# TO BE DONE
All the data must come back unchanged, except that pictures are left out.

# GIVEN RECORDS start

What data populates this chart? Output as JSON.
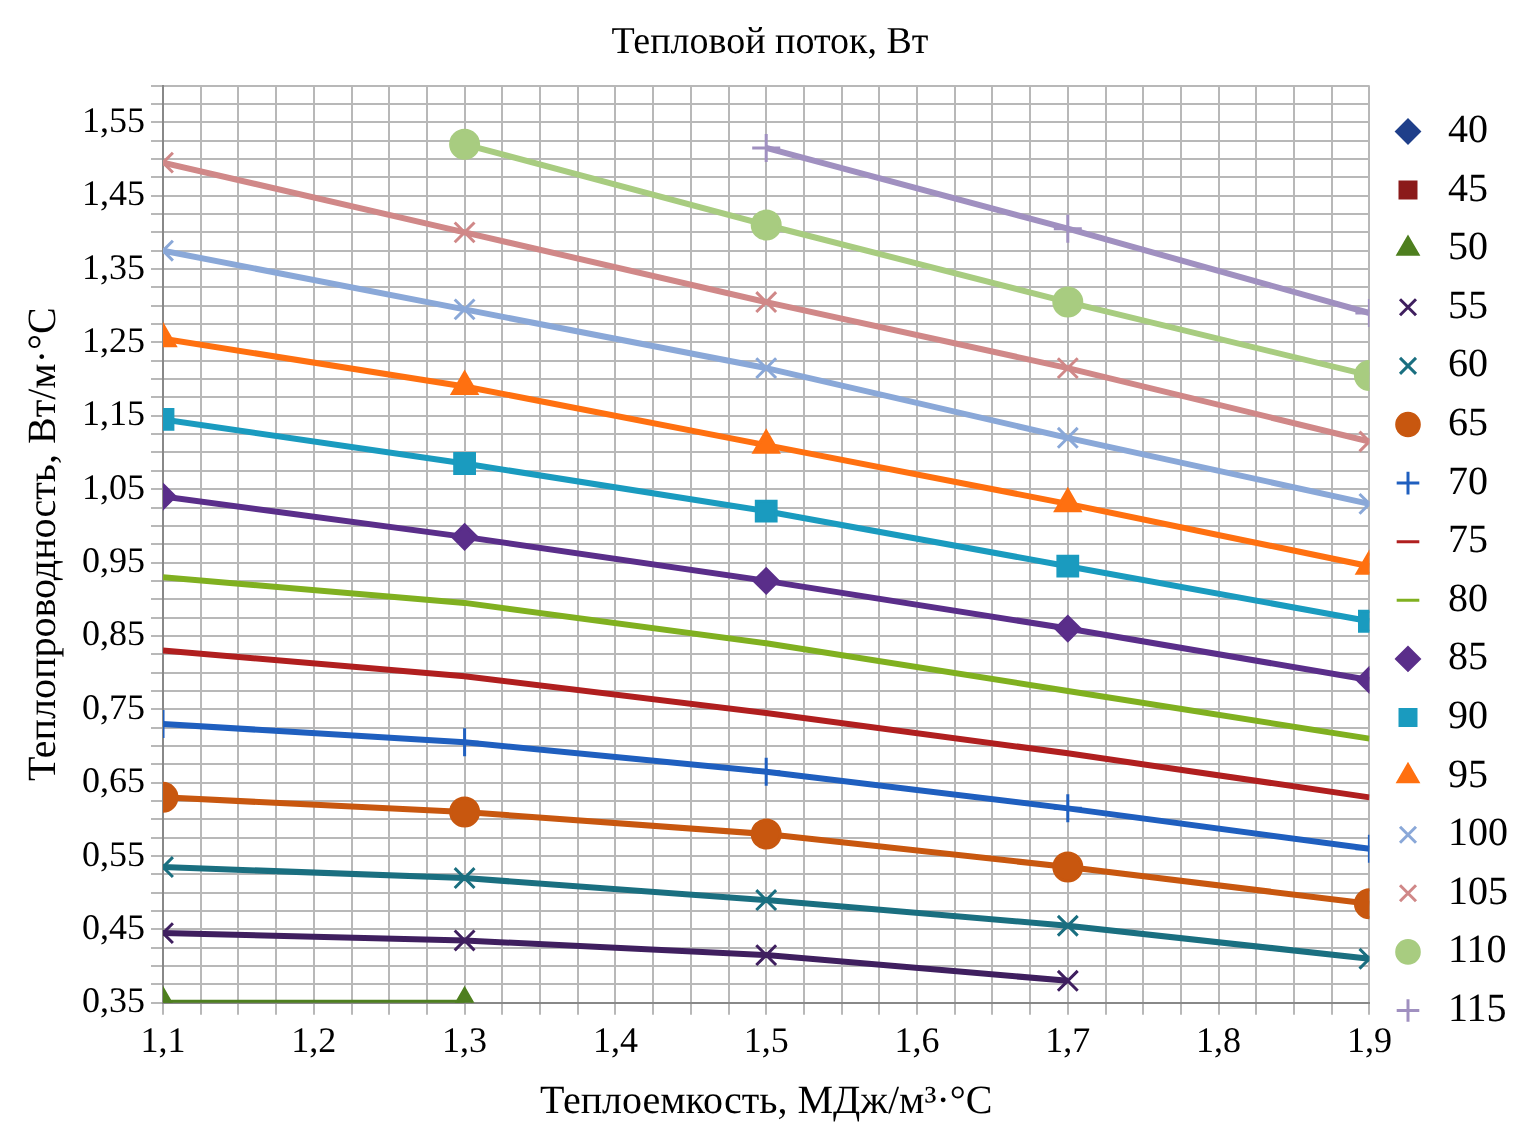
{
  "chart_data": {
    "type": "line",
    "title": "Тепловой поток, Вт",
    "xlabel": "Теплоемкость, МДж/м³·°С",
    "ylabel": "Теплопроводность, Вт/м·°С",
    "x": [
      1.1,
      1.3,
      1.5,
      1.7,
      1.9
    ],
    "xlim": [
      1.1,
      1.9
    ],
    "xticks": [
      {
        "value": 1.1,
        "label": "1,1"
      },
      {
        "value": 1.125,
        "label": null
      },
      {
        "value": 1.15,
        "label": null
      },
      {
        "value": 1.175,
        "label": null
      },
      {
        "value": 1.2,
        "label": "1,2"
      },
      {
        "value": 1.225,
        "label": null
      },
      {
        "value": 1.25,
        "label": null
      },
      {
        "value": 1.275,
        "label": null
      },
      {
        "value": 1.3,
        "label": "1,3"
      },
      {
        "value": 1.325,
        "label": null
      },
      {
        "value": 1.35,
        "label": null
      },
      {
        "value": 1.375,
        "label": null
      },
      {
        "value": 1.4,
        "label": "1,4"
      },
      {
        "value": 1.425,
        "label": null
      },
      {
        "value": 1.45,
        "label": null
      },
      {
        "value": 1.475,
        "label": null
      },
      {
        "value": 1.5,
        "label": "1,5"
      },
      {
        "value": 1.525,
        "label": null
      },
      {
        "value": 1.55,
        "label": null
      },
      {
        "value": 1.575,
        "label": null
      },
      {
        "value": 1.6,
        "label": "1,6"
      },
      {
        "value": 1.625,
        "label": null
      },
      {
        "value": 1.65,
        "label": null
      },
      {
        "value": 1.675,
        "label": null
      },
      {
        "value": 1.7,
        "label": "1,7"
      },
      {
        "value": 1.725,
        "label": null
      },
      {
        "value": 1.75,
        "label": null
      },
      {
        "value": 1.775,
        "label": null
      },
      {
        "value": 1.8,
        "label": "1,8"
      },
      {
        "value": 1.825,
        "label": null
      },
      {
        "value": 1.85,
        "label": null
      },
      {
        "value": 1.875,
        "label": null
      },
      {
        "value": 1.9,
        "label": "1,9"
      }
    ],
    "ylim": [
      0.35,
      1.6
    ],
    "yticks": [
      {
        "value": 0.35,
        "label": "0,35"
      },
      {
        "value": 0.375,
        "label": null
      },
      {
        "value": 0.4,
        "label": null
      },
      {
        "value": 0.425,
        "label": null
      },
      {
        "value": 0.45,
        "label": "0,45"
      },
      {
        "value": 0.475,
        "label": null
      },
      {
        "value": 0.5,
        "label": null
      },
      {
        "value": 0.525,
        "label": null
      },
      {
        "value": 0.55,
        "label": "0,55"
      },
      {
        "value": 0.575,
        "label": null
      },
      {
        "value": 0.6,
        "label": null
      },
      {
        "value": 0.625,
        "label": null
      },
      {
        "value": 0.65,
        "label": "0,65"
      },
      {
        "value": 0.675,
        "label": null
      },
      {
        "value": 0.7,
        "label": null
      },
      {
        "value": 0.725,
        "label": null
      },
      {
        "value": 0.75,
        "label": "0,75"
      },
      {
        "value": 0.775,
        "label": null
      },
      {
        "value": 0.8,
        "label": null
      },
      {
        "value": 0.825,
        "label": null
      },
      {
        "value": 0.85,
        "label": "0,85"
      },
      {
        "value": 0.875,
        "label": null
      },
      {
        "value": 0.9,
        "label": null
      },
      {
        "value": 0.925,
        "label": null
      },
      {
        "value": 0.95,
        "label": "0,95"
      },
      {
        "value": 0.975,
        "label": null
      },
      {
        "value": 1.0,
        "label": null
      },
      {
        "value": 1.025,
        "label": null
      },
      {
        "value": 1.05,
        "label": "1,05"
      },
      {
        "value": 1.075,
        "label": null
      },
      {
        "value": 1.1,
        "label": null
      },
      {
        "value": 1.125,
        "label": null
      },
      {
        "value": 1.15,
        "label": "1,15"
      },
      {
        "value": 1.175,
        "label": null
      },
      {
        "value": 1.2,
        "label": null
      },
      {
        "value": 1.225,
        "label": null
      },
      {
        "value": 1.25,
        "label": "1,25"
      },
      {
        "value": 1.275,
        "label": null
      },
      {
        "value": 1.3,
        "label": null
      },
      {
        "value": 1.325,
        "label": null
      },
      {
        "value": 1.35,
        "label": "1,35"
      },
      {
        "value": 1.375,
        "label": null
      },
      {
        "value": 1.4,
        "label": null
      },
      {
        "value": 1.425,
        "label": null
      },
      {
        "value": 1.45,
        "label": "1,45"
      },
      {
        "value": 1.475,
        "label": null
      },
      {
        "value": 1.5,
        "label": null
      },
      {
        "value": 1.525,
        "label": null
      },
      {
        "value": 1.55,
        "label": "1,55"
      },
      {
        "value": 1.575,
        "label": null
      },
      {
        "value": 1.6,
        "label": null
      }
    ],
    "grid": true,
    "legend": "right",
    "line_style": "solid",
    "series": [
      {
        "name": "40",
        "color": "#1f3f8a",
        "marker": "diamond",
        "values": [
          null,
          null,
          null,
          null,
          null
        ]
      },
      {
        "name": "45",
        "color": "#8b1a1a",
        "marker": "square",
        "values": [
          null,
          null,
          null,
          null,
          null
        ]
      },
      {
        "name": "50",
        "color": "#4e7f1f",
        "marker": "triangle",
        "values": [
          0.35,
          0.35,
          null,
          null,
          null
        ]
      },
      {
        "name": "55",
        "color": "#3f1f5f",
        "marker": "cross",
        "values": [
          0.445,
          0.435,
          0.415,
          0.38,
          null
        ]
      },
      {
        "name": "60",
        "color": "#1a6f80",
        "marker": "cross",
        "values": [
          0.535,
          0.52,
          0.49,
          0.455,
          0.41
        ]
      },
      {
        "name": "65",
        "color": "#c8570f",
        "marker": "circle",
        "values": [
          0.63,
          0.61,
          0.58,
          0.535,
          0.485
        ]
      },
      {
        "name": "70",
        "color": "#1f5fbf",
        "marker": "plus",
        "values": [
          0.73,
          0.705,
          0.665,
          0.615,
          0.56
        ]
      },
      {
        "name": "75",
        "color": "#b01f1f",
        "marker": "none",
        "values": [
          0.83,
          0.795,
          0.745,
          0.69,
          0.63
        ]
      },
      {
        "name": "80",
        "color": "#80b020",
        "marker": "none",
        "values": [
          0.93,
          0.895,
          0.84,
          0.775,
          0.71
        ]
      },
      {
        "name": "85",
        "color": "#5a2e8a",
        "marker": "diamond",
        "values": [
          1.04,
          0.985,
          0.925,
          0.86,
          0.79
        ]
      },
      {
        "name": "90",
        "color": "#1a9bbf",
        "marker": "square",
        "values": [
          1.145,
          1.085,
          1.02,
          0.945,
          0.87
        ]
      },
      {
        "name": "95",
        "color": "#ff7010",
        "marker": "triangle",
        "values": [
          1.255,
          1.19,
          1.11,
          1.03,
          0.945
        ]
      },
      {
        "name": "100",
        "color": "#8aa8d8",
        "marker": "cross",
        "values": [
          1.375,
          1.295,
          1.215,
          1.12,
          1.03
        ]
      },
      {
        "name": "105",
        "color": "#d08888",
        "marker": "cross",
        "values": [
          1.495,
          1.4,
          1.305,
          1.215,
          1.115
        ]
      },
      {
        "name": "110",
        "color": "#a8cc80",
        "marker": "circle",
        "values": [
          null,
          1.52,
          1.41,
          1.305,
          1.205
        ]
      },
      {
        "name": "115",
        "color": "#a090c0",
        "marker": "plus",
        "values": [
          null,
          null,
          1.515,
          1.405,
          1.29
        ]
      }
    ]
  }
}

# GIVEN RECORDS end

# THE ANSWER
What data populates this chart? Output as JSON.
{
  "chart_data": {
    "type": "line",
    "title": "Тепловой поток, Вт",
    "xlabel": "Теплоемкость, МДж/м³·°С",
    "ylabel": "Теплопроводность, Вт/м·°С",
    "x": [
      1.1,
      1.3,
      1.5,
      1.7,
      1.9
    ],
    "xlim": [
      1.1,
      1.9
    ],
    "xticks": [
      {
        "value": 1.1,
        "label": "1,1"
      },
      {
        "value": 1.125,
        "label": null
      },
      {
        "value": 1.15,
        "label": null
      },
      {
        "value": 1.175,
        "label": null
      },
      {
        "value": 1.2,
        "label": "1,2"
      },
      {
        "value": 1.225,
        "label": null
      },
      {
        "value": 1.25,
        "label": null
      },
      {
        "value": 1.275,
        "label": null
      },
      {
        "value": 1.3,
        "label": "1,3"
      },
      {
        "value": 1.325,
        "label": null
      },
      {
        "value": 1.35,
        "label": null
      },
      {
        "value": 1.375,
        "label": null
      },
      {
        "value": 1.4,
        "label": "1,4"
      },
      {
        "value": 1.425,
        "label": null
      },
      {
        "value": 1.45,
        "label": null
      },
      {
        "value": 1.475,
        "label": null
      },
      {
        "value": 1.5,
        "label": "1,5"
      },
      {
        "value": 1.525,
        "label": null
      },
      {
        "value": 1.55,
        "label": null
      },
      {
        "value": 1.575,
        "label": null
      },
      {
        "value": 1.6,
        "label": "1,6"
      },
      {
        "value": 1.625,
        "label": null
      },
      {
        "value": 1.65,
        "label": null
      },
      {
        "value": 1.675,
        "label": null
      },
      {
        "value": 1.7,
        "label": "1,7"
      },
      {
        "value": 1.725,
        "label": null
      },
      {
        "value": 1.75,
        "label": null
      },
      {
        "value": 1.775,
        "label": null
      },
      {
        "value": 1.8,
        "label": "1,8"
      },
      {
        "value": 1.825,
        "label": null
      },
      {
        "value": 1.85,
        "label": null
      },
      {
        "value": 1.875,
        "label": null
      },
      {
        "value": 1.9,
        "label": "1,9"
      }
    ],
    "ylim": [
      0.35,
      1.6
    ],
    "yticks": [
      {
        "value": 0.35,
        "label": "0,35"
      },
      {
        "value": 0.375,
        "label": null
      },
      {
        "value": 0.4,
        "label": null
      },
      {
        "value": 0.425,
        "label": null
      },
      {
        "value": 0.45,
        "label": "0,45"
      },
      {
        "value": 0.475,
        "label": null
      },
      {
        "value": 0.5,
        "label": null
      },
      {
        "value": 0.525,
        "label": null
      },
      {
        "value": 0.55,
        "label": "0,55"
      },
      {
        "value": 0.575,
        "label": null
      },
      {
        "value": 0.6,
        "label": null
      },
      {
        "value": 0.625,
        "label": null
      },
      {
        "value": 0.65,
        "label": "0,65"
      },
      {
        "value": 0.675,
        "label": null
      },
      {
        "value": 0.7,
        "label": null
      },
      {
        "value": 0.725,
        "label": null
      },
      {
        "value": 0.75,
        "label": "0,75"
      },
      {
        "value": 0.775,
        "label": null
      },
      {
        "value": 0.8,
        "label": null
      },
      {
        "value": 0.825,
        "label": null
      },
      {
        "value": 0.85,
        "label": "0,85"
      },
      {
        "value": 0.875,
        "label": null
      },
      {
        "value": 0.9,
        "label": null
      },
      {
        "value": 0.925,
        "label": null
      },
      {
        "value": 0.95,
        "label": "0,95"
      },
      {
        "value": 0.975,
        "label": null
      },
      {
        "value": 1.0,
        "label": null
      },
      {
        "value": 1.025,
        "label": null
      },
      {
        "value": 1.05,
        "label": "1,05"
      },
      {
        "value": 1.075,
        "label": null
      },
      {
        "value": 1.1,
        "label": null
      },
      {
        "value": 1.125,
        "label": null
      },
      {
        "value": 1.15,
        "label": "1,15"
      },
      {
        "value": 1.175,
        "label": null
      },
      {
        "value": 1.2,
        "label": null
      },
      {
        "value": 1.225,
        "label": null
      },
      {
        "value": 1.25,
        "label": "1,25"
      },
      {
        "value": 1.275,
        "label": null
      },
      {
        "value": 1.3,
        "label": null
      },
      {
        "value": 1.325,
        "label": null
      },
      {
        "value": 1.35,
        "label": "1,35"
      },
      {
        "value": 1.375,
        "label": null
      },
      {
        "value": 1.4,
        "label": null
      },
      {
        "value": 1.425,
        "label": null
      },
      {
        "value": 1.45,
        "label": "1,45"
      },
      {
        "value": 1.475,
        "label": null
      },
      {
        "value": 1.5,
        "label": null
      },
      {
        "value": 1.525,
        "label": null
      },
      {
        "value": 1.55,
        "label": "1,55"
      },
      {
        "value": 1.575,
        "label": null
      },
      {
        "value": 1.6,
        "label": null
      }
    ],
    "grid": true,
    "legend": "right",
    "line_style": "solid",
    "series": [
      {
        "name": "40",
        "color": "#1f3f8a",
        "marker": "diamond",
        "values": [
          null,
          null,
          null,
          null,
          null
        ]
      },
      {
        "name": "45",
        "color": "#8b1a1a",
        "marker": "square",
        "values": [
          null,
          null,
          null,
          null,
          null
        ]
      },
      {
        "name": "50",
        "color": "#4e7f1f",
        "marker": "triangle",
        "values": [
          0.35,
          0.35,
          null,
          null,
          null
        ]
      },
      {
        "name": "55",
        "color": "#3f1f5f",
        "marker": "cross",
        "values": [
          0.445,
          0.435,
          0.415,
          0.38,
          null
        ]
      },
      {
        "name": "60",
        "color": "#1a6f80",
        "marker": "cross",
        "values": [
          0.535,
          0.52,
          0.49,
          0.455,
          0.41
        ]
      },
      {
        "name": "65",
        "color": "#c8570f",
        "marker": "circle",
        "values": [
          0.63,
          0.61,
          0.58,
          0.535,
          0.485
        ]
      },
      {
        "name": "70",
        "color": "#1f5fbf",
        "marker": "plus",
        "values": [
          0.73,
          0.705,
          0.665,
          0.615,
          0.56
        ]
      },
      {
        "name": "75",
        "color": "#b01f1f",
        "marker": "none",
        "values": [
          0.83,
          0.795,
          0.745,
          0.69,
          0.63
        ]
      },
      {
        "name": "80",
        "color": "#80b020",
        "marker": "none",
        "values": [
          0.93,
          0.895,
          0.84,
          0.775,
          0.71
        ]
      },
      {
        "name": "85",
        "color": "#5a2e8a",
        "marker": "diamond",
        "values": [
          1.04,
          0.985,
          0.925,
          0.86,
          0.79
        ]
      },
      {
        "name": "90",
        "color": "#1a9bbf",
        "marker": "square",
        "values": [
          1.145,
          1.085,
          1.02,
          0.945,
          0.87
        ]
      },
      {
        "name": "95",
        "color": "#ff7010",
        "marker": "triangle",
        "values": [
          1.255,
          1.19,
          1.11,
          1.03,
          0.945
        ]
      },
      {
        "name": "100",
        "color": "#8aa8d8",
        "marker": "cross",
        "values": [
          1.375,
          1.295,
          1.215,
          1.12,
          1.03
        ]
      },
      {
        "name": "105",
        "color": "#d08888",
        "marker": "cross",
        "values": [
          1.495,
          1.4,
          1.305,
          1.215,
          1.115
        ]
      },
      {
        "name": "110",
        "color": "#a8cc80",
        "marker": "circle",
        "values": [
          null,
          1.52,
          1.41,
          1.305,
          1.205
        ]
      },
      {
        "name": "115",
        "color": "#a090c0",
        "marker": "plus",
        "values": [
          null,
          null,
          1.515,
          1.405,
          1.29
        ]
      }
    ]
  }
}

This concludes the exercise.